**To do**
Reproduce every line of the entries below without any change.

--------------------------------

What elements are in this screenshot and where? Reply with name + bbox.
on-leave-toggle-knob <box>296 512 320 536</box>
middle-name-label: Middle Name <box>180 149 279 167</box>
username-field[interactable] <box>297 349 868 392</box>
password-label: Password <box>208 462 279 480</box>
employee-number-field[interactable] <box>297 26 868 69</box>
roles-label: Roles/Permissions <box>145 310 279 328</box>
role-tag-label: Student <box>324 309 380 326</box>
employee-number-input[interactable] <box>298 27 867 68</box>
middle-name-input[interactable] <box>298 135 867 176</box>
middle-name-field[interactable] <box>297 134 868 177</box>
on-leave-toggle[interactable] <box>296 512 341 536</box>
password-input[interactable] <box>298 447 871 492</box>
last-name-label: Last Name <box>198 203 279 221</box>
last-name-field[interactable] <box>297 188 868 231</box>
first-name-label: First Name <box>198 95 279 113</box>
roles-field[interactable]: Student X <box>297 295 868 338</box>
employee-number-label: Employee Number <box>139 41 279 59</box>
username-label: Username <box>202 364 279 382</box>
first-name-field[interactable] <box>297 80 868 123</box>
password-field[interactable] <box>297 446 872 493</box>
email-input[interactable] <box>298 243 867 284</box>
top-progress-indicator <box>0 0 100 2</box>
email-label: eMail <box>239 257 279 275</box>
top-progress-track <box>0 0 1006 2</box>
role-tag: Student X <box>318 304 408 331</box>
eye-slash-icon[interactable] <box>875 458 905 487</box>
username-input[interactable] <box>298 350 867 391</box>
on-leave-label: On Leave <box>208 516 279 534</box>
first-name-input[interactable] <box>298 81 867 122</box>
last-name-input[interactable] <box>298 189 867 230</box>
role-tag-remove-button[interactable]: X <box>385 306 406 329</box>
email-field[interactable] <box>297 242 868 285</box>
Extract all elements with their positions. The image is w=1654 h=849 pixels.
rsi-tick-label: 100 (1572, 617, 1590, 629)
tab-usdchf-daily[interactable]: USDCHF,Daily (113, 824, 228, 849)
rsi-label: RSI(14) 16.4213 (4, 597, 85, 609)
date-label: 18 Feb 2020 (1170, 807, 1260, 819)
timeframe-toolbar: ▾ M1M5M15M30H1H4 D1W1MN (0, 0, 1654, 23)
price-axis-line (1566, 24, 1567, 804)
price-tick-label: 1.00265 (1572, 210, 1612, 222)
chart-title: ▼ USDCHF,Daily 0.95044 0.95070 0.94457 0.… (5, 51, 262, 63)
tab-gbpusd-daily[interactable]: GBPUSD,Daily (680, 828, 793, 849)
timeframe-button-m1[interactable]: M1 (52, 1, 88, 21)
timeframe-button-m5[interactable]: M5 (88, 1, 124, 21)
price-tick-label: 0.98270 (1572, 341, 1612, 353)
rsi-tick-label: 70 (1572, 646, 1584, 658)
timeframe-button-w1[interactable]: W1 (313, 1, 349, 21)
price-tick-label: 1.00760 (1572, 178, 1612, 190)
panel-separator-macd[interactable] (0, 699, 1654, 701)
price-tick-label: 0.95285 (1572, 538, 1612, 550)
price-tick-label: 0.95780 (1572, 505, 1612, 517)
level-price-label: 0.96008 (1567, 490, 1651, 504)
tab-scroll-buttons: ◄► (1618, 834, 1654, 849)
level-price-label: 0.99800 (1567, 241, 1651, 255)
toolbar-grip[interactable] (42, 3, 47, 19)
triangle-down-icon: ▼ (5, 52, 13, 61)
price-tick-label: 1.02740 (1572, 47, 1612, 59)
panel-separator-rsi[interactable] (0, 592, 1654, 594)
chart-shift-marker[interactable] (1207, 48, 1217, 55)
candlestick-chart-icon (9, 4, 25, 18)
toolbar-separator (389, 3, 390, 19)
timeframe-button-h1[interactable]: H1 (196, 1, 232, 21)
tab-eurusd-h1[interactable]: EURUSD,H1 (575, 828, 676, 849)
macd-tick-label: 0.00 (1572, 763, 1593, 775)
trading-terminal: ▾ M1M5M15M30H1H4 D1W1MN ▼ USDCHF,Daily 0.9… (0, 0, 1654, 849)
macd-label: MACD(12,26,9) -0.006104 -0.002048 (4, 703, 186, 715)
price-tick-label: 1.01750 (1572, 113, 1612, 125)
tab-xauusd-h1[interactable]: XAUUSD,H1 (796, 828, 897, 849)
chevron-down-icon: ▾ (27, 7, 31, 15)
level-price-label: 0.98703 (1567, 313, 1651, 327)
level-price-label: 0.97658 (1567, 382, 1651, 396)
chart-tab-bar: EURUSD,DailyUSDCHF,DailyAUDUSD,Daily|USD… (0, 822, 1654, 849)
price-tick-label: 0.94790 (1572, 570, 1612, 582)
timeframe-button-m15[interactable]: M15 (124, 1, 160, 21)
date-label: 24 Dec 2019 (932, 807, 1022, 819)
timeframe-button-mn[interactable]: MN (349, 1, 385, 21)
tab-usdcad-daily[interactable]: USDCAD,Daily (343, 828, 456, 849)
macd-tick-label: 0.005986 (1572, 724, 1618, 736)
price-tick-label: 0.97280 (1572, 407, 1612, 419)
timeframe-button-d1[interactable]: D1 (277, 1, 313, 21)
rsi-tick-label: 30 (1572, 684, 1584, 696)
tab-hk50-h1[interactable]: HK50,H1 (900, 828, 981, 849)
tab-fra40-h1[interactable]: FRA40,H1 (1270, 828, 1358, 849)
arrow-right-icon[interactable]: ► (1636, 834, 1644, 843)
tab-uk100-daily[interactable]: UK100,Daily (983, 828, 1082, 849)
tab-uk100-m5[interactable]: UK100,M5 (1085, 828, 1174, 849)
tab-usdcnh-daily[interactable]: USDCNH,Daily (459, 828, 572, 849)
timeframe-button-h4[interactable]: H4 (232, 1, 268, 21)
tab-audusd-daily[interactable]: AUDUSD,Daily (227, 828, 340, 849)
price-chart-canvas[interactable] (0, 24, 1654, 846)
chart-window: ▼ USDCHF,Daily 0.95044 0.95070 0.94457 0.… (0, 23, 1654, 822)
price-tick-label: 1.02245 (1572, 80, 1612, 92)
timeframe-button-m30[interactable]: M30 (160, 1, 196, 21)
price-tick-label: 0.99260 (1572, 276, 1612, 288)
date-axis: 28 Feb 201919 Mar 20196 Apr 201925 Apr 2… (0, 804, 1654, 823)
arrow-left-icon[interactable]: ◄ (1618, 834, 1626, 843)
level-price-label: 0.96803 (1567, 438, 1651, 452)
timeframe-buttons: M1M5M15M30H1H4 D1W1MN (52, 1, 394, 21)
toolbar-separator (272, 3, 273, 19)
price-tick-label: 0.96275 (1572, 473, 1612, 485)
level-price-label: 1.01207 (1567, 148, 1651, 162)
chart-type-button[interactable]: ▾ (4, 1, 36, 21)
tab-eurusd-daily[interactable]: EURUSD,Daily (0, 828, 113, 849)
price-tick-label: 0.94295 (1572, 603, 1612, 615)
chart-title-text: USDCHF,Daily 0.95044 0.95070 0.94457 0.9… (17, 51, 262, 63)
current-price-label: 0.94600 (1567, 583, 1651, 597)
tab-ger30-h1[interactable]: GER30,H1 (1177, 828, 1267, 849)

--------------------------------

**Exercise output**
What elements are in this screenshot and where? Reply with name + bbox.
on-leave-toggle-knob <box>296 512 320 536</box>
middle-name-label: Middle Name <box>180 149 279 167</box>
username-field[interactable] <box>297 349 868 392</box>
password-label: Password <box>208 462 279 480</box>
employee-number-field[interactable] <box>297 26 868 69</box>
roles-label: Roles/Permissions <box>145 310 279 328</box>
role-tag-label: Student <box>324 309 380 326</box>
employee-number-input[interactable] <box>298 27 867 68</box>
middle-name-input[interactable] <box>298 135 867 176</box>
middle-name-field[interactable] <box>297 134 868 177</box>
on-leave-toggle[interactable] <box>296 512 341 536</box>
password-input[interactable] <box>298 447 871 492</box>
last-name-label: Last Name <box>198 203 279 221</box>
last-name-field[interactable] <box>297 188 868 231</box>
first-name-label: First Name <box>198 95 279 113</box>
roles-field[interactable]: Student X <box>297 295 868 338</box>
employee-number-label: Employee Number <box>139 41 279 59</box>
username-label: Username <box>202 364 279 382</box>
first-name-field[interactable] <box>297 80 868 123</box>
password-field[interactable] <box>297 446 872 493</box>
email-input[interactable] <box>298 243 867 284</box>
top-progress-indicator <box>0 0 100 2</box>
email-label: eMail <box>239 257 279 275</box>
top-progress-track <box>0 0 1006 2</box>
role-tag: Student X <box>318 304 408 331</box>
eye-slash-icon[interactable] <box>875 458 905 487</box>
username-input[interactable] <box>298 350 867 391</box>
on-leave-label: On Leave <box>208 516 279 534</box>
first-name-input[interactable] <box>298 81 867 122</box>
last-name-input[interactable] <box>298 189 867 230</box>
role-tag-remove-button[interactable]: X <box>385 306 406 329</box>
email-field[interactable] <box>297 242 868 285</box>
Extract all elements with their positions. The image is w=1654 h=849 pixels.
rsi-tick-label: 100 (1572, 617, 1590, 629)
tab-usdchf-daily[interactable]: USDCHF,Daily (113, 824, 228, 849)
rsi-label: RSI(14) 16.4213 (4, 597, 85, 609)
date-label: 18 Feb 2020 (1170, 807, 1260, 819)
timeframe-toolbar: ▾ M1M5M15M30H1H4 D1W1MN (0, 0, 1654, 23)
price-axis-line (1566, 24, 1567, 804)
price-tick-label: 1.00265 (1572, 210, 1612, 222)
chart-title: ▼ USDCHF,Daily 0.95044 0.95070 0.94457 0.… (5, 51, 262, 63)
tab-gbpusd-daily[interactable]: GBPUSD,Daily (680, 828, 793, 849)
timeframe-button-m1[interactable]: M1 (52, 1, 88, 21)
timeframe-button-m5[interactable]: M5 (88, 1, 124, 21)
price-tick-label: 0.98270 (1572, 341, 1612, 353)
rsi-tick-label: 70 (1572, 646, 1584, 658)
timeframe-button-w1[interactable]: W1 (313, 1, 349, 21)
price-tick-label: 1.00760 (1572, 178, 1612, 190)
panel-separator-macd[interactable] (0, 699, 1654, 701)
price-tick-label: 0.95285 (1572, 538, 1612, 550)
price-tick-label: 0.95780 (1572, 505, 1612, 517)
level-price-label: 0.96008 (1567, 490, 1651, 504)
tab-scroll-buttons: ◄► (1618, 834, 1654, 849)
level-price-label: 0.99800 (1567, 241, 1651, 255)
toolbar-grip[interactable] (42, 3, 47, 19)
triangle-down-icon: ▼ (5, 52, 13, 61)
price-tick-label: 1.02740 (1572, 47, 1612, 59)
panel-separator-rsi[interactable] (0, 592, 1654, 594)
chart-shift-marker[interactable] (1207, 48, 1217, 55)
candlestick-chart-icon (9, 4, 25, 18)
toolbar-separator (389, 3, 390, 19)
timeframe-button-h1[interactable]: H1 (196, 1, 232, 21)
tab-eurusd-h1[interactable]: EURUSD,H1 (575, 828, 676, 849)
macd-tick-label: 0.00 (1572, 763, 1593, 775)
trading-terminal: ▾ M1M5M15M30H1H4 D1W1MN ▼ USDCHF,Daily 0.9… (0, 0, 1654, 849)
macd-label: MACD(12,26,9) -0.006104 -0.002048 (4, 703, 186, 715)
price-tick-label: 1.01750 (1572, 113, 1612, 125)
tab-xauusd-h1[interactable]: XAUUSD,H1 (796, 828, 897, 849)
chevron-down-icon: ▾ (27, 7, 31, 15)
level-price-label: 0.98703 (1567, 313, 1651, 327)
level-price-label: 0.97658 (1567, 382, 1651, 396)
chart-tab-bar: EURUSD,DailyUSDCHF,DailyAUDUSD,Daily|USD… (0, 822, 1654, 849)
price-tick-label: 0.94790 (1572, 570, 1612, 582)
timeframe-button-m15[interactable]: M15 (124, 1, 160, 21)
date-label: 24 Dec 2019 (932, 807, 1022, 819)
timeframe-button-mn[interactable]: MN (349, 1, 385, 21)
tab-usdcad-daily[interactable]: USDCAD,Daily (343, 828, 456, 849)
macd-tick-label: 0.005986 (1572, 724, 1618, 736)
price-tick-label: 0.97280 (1572, 407, 1612, 419)
timeframe-button-d1[interactable]: D1 (277, 1, 313, 21)
rsi-tick-label: 30 (1572, 684, 1584, 696)
tab-hk50-h1[interactable]: HK50,H1 (900, 828, 981, 849)
tab-fra40-h1[interactable]: FRA40,H1 (1270, 828, 1358, 849)
arrow-right-icon[interactable]: ► (1636, 834, 1644, 843)
tab-uk100-daily[interactable]: UK100,Daily (983, 828, 1082, 849)
tab-uk100-m5[interactable]: UK100,M5 (1085, 828, 1174, 849)
tab-usdcnh-daily[interactable]: USDCNH,Daily (459, 828, 572, 849)
timeframe-button-h4[interactable]: H4 (232, 1, 268, 21)
tab-audusd-daily[interactable]: AUDUSD,Daily (227, 828, 340, 849)
price-chart-canvas[interactable] (0, 24, 1654, 846)
chart-window: ▼ USDCHF,Daily 0.95044 0.95070 0.94457 0.… (0, 23, 1654, 822)
price-tick-label: 1.02245 (1572, 80, 1612, 92)
timeframe-button-m30[interactable]: M30 (160, 1, 196, 21)
price-tick-label: 0.99260 (1572, 276, 1612, 288)
date-axis: 28 Feb 201919 Mar 20196 Apr 201925 Apr 2… (0, 804, 1654, 823)
arrow-left-icon[interactable]: ◄ (1618, 834, 1626, 843)
level-price-label: 0.96803 (1567, 438, 1651, 452)
timeframe-buttons: M1M5M15M30H1H4 D1W1MN (52, 1, 394, 21)
toolbar-separator (272, 3, 273, 19)
price-tick-label: 0.96275 (1572, 473, 1612, 485)
level-price-label: 1.01207 (1567, 148, 1651, 162)
chart-type-button[interactable]: ▾ (4, 1, 36, 21)
tab-eurusd-daily[interactable]: EURUSD,Daily (0, 828, 113, 849)
price-tick-label: 0.94295 (1572, 603, 1612, 615)
chart-title-text: USDCHF,Daily 0.95044 0.95070 0.94457 0.9… (17, 51, 262, 63)
current-price-label: 0.94600 (1567, 583, 1651, 597)
tab-ger30-h1[interactable]: GER30,H1 (1177, 828, 1267, 849)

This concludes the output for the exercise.